* start Working data *

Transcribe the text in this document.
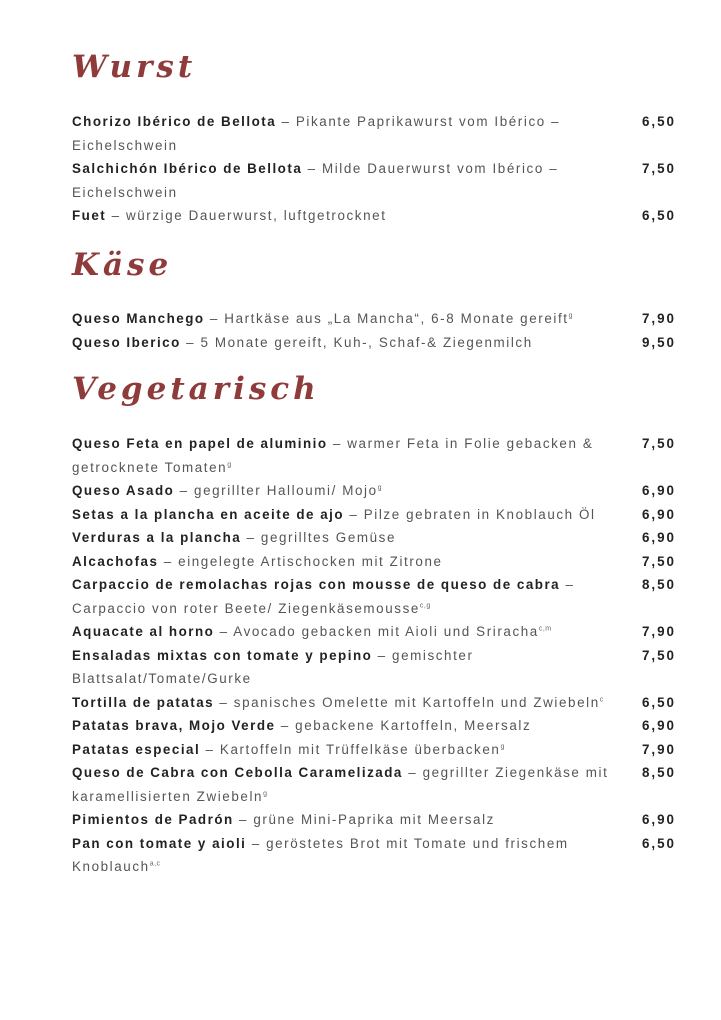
Wurst
Chorizo Ibérico de Bellota – Pikante Paprikawurst vom Ibérico – Eichelschwein
6,50
Salchichón Ibérico de Bellota – Milde Dauerwurst vom Ibérico – Eichelschwein
7,50
Fuet – würzige Dauerwurst, luftgetrocknet	6,50
Käse
Queso Manchego – Hartkäse aus „La Mancha“, 6-8 Monate gereift$^g$	7,90
Queso Iberico – 5 Monate gereift, Kuh-, Schaf-& Ziegenmilch	9,50
Vegetarisch
Queso Feta en papel de aluminio – warmer Feta in Folie gebacken & getrocknete Tomaten$^g$
7,50
Queso Asado – gegrillter Halloumi/ Mojo$^g$	6,90
Setas a la plancha en aceite de ajo – Pilze gebraten in Knoblauch Öl	6,90
Verduras a la plancha – gegrilltes Gemüse	6,90
Alcachofas – eingelegte Artischocken mit Zitrone	7,50
Carpaccio de remolachas rojas con mousse de queso de cabra – Carpaccio von roter Beete/ Ziegenkäsemousse$^{c,g}$
8,50
Aquacate al horno – Avocado gebacken mit Aioli und Sriracha$^{c,m}$	7,90
Ensaladas mixtas con tomate y pepino – gemischter Blattsalat/Tomate/Gurke
7,50
Tortilla de patatas – spanisches Omelette mit Kartoffeln und Zwiebeln$^c$	6,50
Patatas brava, Mojo Verde – gebackene Kartoffeln, Meersalz	6,90
Patatas especial – Kartoffeln mit Trüffelkäse überbacken$^g$	7,90
Queso de Cabra con Cebolla Caramelizada – gegrillter Ziegenkäse mit karamellisierten Zwiebeln$^g$
8,50
Pimientos de Padrón – grüne Mini-Paprika mit Meersalz	6,90
Pan con tomate y aioli – geröstetes Brot mit Tomate und frischem Knoblauch$^{a,c}$
6,50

* end Working data *

Output every entry exactly as given; pictures are not part of the copy.

Response to the exercise:
Transcribe the text in this document.
Wurst
Chorizo Ibérico de Bellota – Pikante Paprikawurst vom Ibérico – Eichelschwein
6,50
Salchichón Ibérico de Bellota – Milde Dauerwurst vom Ibérico – Eichelschwein
7,50
Fuet – würzige Dauerwurst, luftgetrocknet	6,50
Käse
Queso Manchego – Hartkäse aus „La Mancha“, 6-8 Monate gereift$^g$	7,90
Queso Iberico – 5 Monate gereift, Kuh-, Schaf-& Ziegenmilch	9,50
Vegetarisch
Queso Feta en papel de aluminio – warmer Feta in Folie gebacken & getrocknete Tomaten$^g$
7,50
Queso Asado – gegrillter Halloumi/ Mojo$^g$	6,90
Setas a la plancha en aceite de ajo – Pilze gebraten in Knoblauch Öl	6,90
Verduras a la plancha – gegrilltes Gemüse	6,90
Alcachofas – eingelegte Artischocken mit Zitrone	7,50
Carpaccio de remolachas rojas con mousse de queso de cabra – Carpaccio von roter Beete/ Ziegenkäsemousse$^{c,g}$
8,50
Aquacate al horno – Avocado gebacken mit Aioli und Sriracha$^{c,m}$	7,90
Ensaladas mixtas con tomate y pepino – gemischter Blattsalat/Tomate/Gurke
7,50
Tortilla de patatas – spanisches Omelette mit Kartoffeln und Zwiebeln$^c$	6,50
Patatas brava, Mojo Verde – gebackene Kartoffeln, Meersalz	6,90
Patatas especial – Kartoffeln mit Trüffelkäse überbacken$^g$	7,90
Queso de Cabra con Cebolla Caramelizada – gegrillter Ziegenkäse mit karamellisierten Zwiebeln$^g$
8,50
Pimientos de Padrón – grüne Mini-Paprika mit Meersalz	6,90
Pan con tomate y aioli – geröstetes Brot mit Tomate und frischem Knoblauch$^{a,c}$
6,50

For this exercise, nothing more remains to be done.